Stated goal => Write each record again exactly as it stands.

Dataset rows:
[BEGIN]
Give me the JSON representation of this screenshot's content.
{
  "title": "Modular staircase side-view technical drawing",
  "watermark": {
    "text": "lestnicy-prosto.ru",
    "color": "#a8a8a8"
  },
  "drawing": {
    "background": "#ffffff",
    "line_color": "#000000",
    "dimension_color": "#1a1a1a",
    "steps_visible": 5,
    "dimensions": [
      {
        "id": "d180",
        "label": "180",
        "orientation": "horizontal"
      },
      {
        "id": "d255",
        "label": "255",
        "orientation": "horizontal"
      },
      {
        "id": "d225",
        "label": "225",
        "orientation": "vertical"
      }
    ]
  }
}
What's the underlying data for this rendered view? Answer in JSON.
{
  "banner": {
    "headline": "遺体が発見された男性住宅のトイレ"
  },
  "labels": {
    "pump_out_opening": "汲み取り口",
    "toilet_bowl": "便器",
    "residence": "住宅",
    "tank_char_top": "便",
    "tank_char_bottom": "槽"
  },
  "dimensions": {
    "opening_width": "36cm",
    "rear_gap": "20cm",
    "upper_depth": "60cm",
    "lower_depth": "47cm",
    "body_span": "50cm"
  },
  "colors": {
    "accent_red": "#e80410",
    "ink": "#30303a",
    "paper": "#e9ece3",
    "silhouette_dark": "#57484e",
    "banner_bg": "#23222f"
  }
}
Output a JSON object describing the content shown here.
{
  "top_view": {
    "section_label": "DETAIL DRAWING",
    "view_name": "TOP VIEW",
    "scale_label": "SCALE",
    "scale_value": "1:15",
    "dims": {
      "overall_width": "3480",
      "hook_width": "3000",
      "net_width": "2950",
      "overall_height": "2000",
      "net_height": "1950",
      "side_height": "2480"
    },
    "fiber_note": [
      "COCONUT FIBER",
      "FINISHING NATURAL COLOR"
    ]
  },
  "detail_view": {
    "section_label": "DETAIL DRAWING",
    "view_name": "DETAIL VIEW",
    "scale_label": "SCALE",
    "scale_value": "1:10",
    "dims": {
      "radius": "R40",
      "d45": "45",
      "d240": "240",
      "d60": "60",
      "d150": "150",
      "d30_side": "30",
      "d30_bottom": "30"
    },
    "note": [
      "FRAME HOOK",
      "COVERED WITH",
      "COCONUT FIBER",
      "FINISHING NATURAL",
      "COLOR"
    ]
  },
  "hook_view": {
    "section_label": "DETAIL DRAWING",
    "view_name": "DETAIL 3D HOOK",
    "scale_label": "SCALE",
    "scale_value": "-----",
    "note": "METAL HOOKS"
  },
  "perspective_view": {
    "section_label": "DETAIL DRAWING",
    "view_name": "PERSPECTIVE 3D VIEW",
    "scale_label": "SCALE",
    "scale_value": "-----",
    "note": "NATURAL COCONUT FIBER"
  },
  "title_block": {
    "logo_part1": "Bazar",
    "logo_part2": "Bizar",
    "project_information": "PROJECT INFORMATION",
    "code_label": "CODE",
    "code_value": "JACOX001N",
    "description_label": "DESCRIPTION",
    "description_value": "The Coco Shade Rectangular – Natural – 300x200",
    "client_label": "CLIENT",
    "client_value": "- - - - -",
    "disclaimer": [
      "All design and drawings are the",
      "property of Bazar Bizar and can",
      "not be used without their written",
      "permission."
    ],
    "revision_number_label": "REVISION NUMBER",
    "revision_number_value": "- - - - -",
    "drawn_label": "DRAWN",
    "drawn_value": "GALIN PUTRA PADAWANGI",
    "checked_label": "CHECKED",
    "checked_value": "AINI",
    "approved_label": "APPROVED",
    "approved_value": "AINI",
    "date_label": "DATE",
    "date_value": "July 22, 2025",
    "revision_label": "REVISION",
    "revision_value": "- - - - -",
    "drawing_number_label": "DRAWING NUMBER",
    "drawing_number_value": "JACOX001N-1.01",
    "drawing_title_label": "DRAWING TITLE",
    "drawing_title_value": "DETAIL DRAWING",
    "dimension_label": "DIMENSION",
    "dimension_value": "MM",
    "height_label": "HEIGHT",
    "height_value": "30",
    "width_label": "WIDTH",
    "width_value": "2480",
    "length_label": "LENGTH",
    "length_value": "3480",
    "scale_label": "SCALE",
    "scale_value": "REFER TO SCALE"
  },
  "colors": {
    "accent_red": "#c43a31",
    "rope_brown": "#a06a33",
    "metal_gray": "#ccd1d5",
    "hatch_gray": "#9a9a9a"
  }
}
[END]
Completed task =>
Give me the JSON representation of this screenshot's content.
{
  "title": "Modular staircase side-view technical drawing",
  "watermark": {
    "text": "lestnicy-prosto.ru",
    "color": "#a8a8a8"
  },
  "drawing": {
    "background": "#ffffff",
    "line_color": "#000000",
    "dimension_color": "#1a1a1a",
    "steps_visible": 5,
    "dimensions": [
      {
        "id": "d180",
        "label": "180",
        "orientation": "horizontal"
      },
      {
        "id": "d255",
        "label": "255",
        "orientation": "horizontal"
      },
      {
        "id": "d225",
        "label": "225",
        "orientation": "vertical"
      }
    ]
  }
}
What's the underlying data for this rendered view? Answer in JSON.
{
  "banner": {
    "headline": "遺体が発見された男性住宅のトイレ"
  },
  "labels": {
    "pump_out_opening": "汲み取り口",
    "toilet_bowl": "便器",
    "residence": "住宅",
    "tank_char_top": "便",
    "tank_char_bottom": "槽"
  },
  "dimensions": {
    "opening_width": "36cm",
    "rear_gap": "20cm",
    "upper_depth": "60cm",
    "lower_depth": "47cm",
    "body_span": "50cm"
  },
  "colors": {
    "accent_red": "#e80410",
    "ink": "#30303a",
    "paper": "#e9ece3",
    "silhouette_dark": "#57484e",
    "banner_bg": "#23222f"
  }
}
Output a JSON object describing the content shown here.
{
  "top_view": {
    "section_label": "DETAIL DRAWING",
    "view_name": "TOP VIEW",
    "scale_label": "SCALE",
    "scale_value": "1:15",
    "dims": {
      "overall_width": "3480",
      "hook_width": "3000",
      "net_width": "2950",
      "overall_height": "2000",
      "net_height": "1950",
      "side_height": "2480"
    },
    "fiber_note": [
      "COCONUT FIBER",
      "FINISHING NATURAL COLOR"
    ]
  },
  "detail_view": {
    "section_label": "DETAIL DRAWING",
    "view_name": "DETAIL VIEW",
    "scale_label": "SCALE",
    "scale_value": "1:10",
    "dims": {
      "radius": "R40",
      "d45": "45",
      "d240": "240",
      "d60": "60",
      "d150": "150",
      "d30_side": "30",
      "d30_bottom": "30"
    },
    "note": [
      "FRAME HOOK",
      "COVERED WITH",
      "COCONUT FIBER",
      "FINISHING NATURAL",
      "COLOR"
    ]
  },
  "hook_view": {
    "section_label": "DETAIL DRAWING",
    "view_name": "DETAIL 3D HOOK",
    "scale_label": "SCALE",
    "scale_value": "-----",
    "note": "METAL HOOKS"
  },
  "perspective_view": {
    "section_label": "DETAIL DRAWING",
    "view_name": "PERSPECTIVE 3D VIEW",
    "scale_label": "SCALE",
    "scale_value": "-----",
    "note": "NATURAL COCONUT FIBER"
  },
  "title_block": {
    "logo_part1": "Bazar",
    "logo_part2": "Bizar",
    "project_information": "PROJECT INFORMATION",
    "code_label": "CODE",
    "code_value": "JACOX001N",
    "description_label": "DESCRIPTION",
    "description_value": "The Coco Shade Rectangular – Natural – 300x200",
    "client_label": "CLIENT",
    "client_value": "- - - - -",
    "disclaimer": [
      "All design and drawings are the",
      "property of Bazar Bizar and can",
      "not be used without their written",
      "permission."
    ],
    "revision_number_label": "REVISION NUMBER",
    "revision_number_value": "- - - - -",
    "drawn_label": "DRAWN",
    "drawn_value": "GALIN PUTRA PADAWANGI",
    "checked_label": "CHECKED",
    "checked_value": "AINI",
    "approved_label": "APPROVED",
    "approved_value": "AINI",
    "date_label": "DATE",
    "date_value": "July 22, 2025",
    "revision_label": "REVISION",
    "revision_value": "- - - - -",
    "drawing_number_label": "DRAWING NUMBER",
    "drawing_number_value": "JACOX001N-1.01",
    "drawing_title_label": "DRAWING TITLE",
    "drawing_title_value": "DETAIL DRAWING",
    "dimension_label": "DIMENSION",
    "dimension_value": "MM",
    "height_label": "HEIGHT",
    "height_value": "30",
    "width_label": "WIDTH",
    "width_value": "2480",
    "length_label": "LENGTH",
    "length_value": "3480",
    "scale_label": "SCALE",
    "scale_value": "REFER TO SCALE"
  },
  "colors": {
    "accent_red": "#c43a31",
    "rope_brown": "#a06a33",
    "metal_gray": "#ccd1d5",
    "hatch_gray": "#9a9a9a"
  }
}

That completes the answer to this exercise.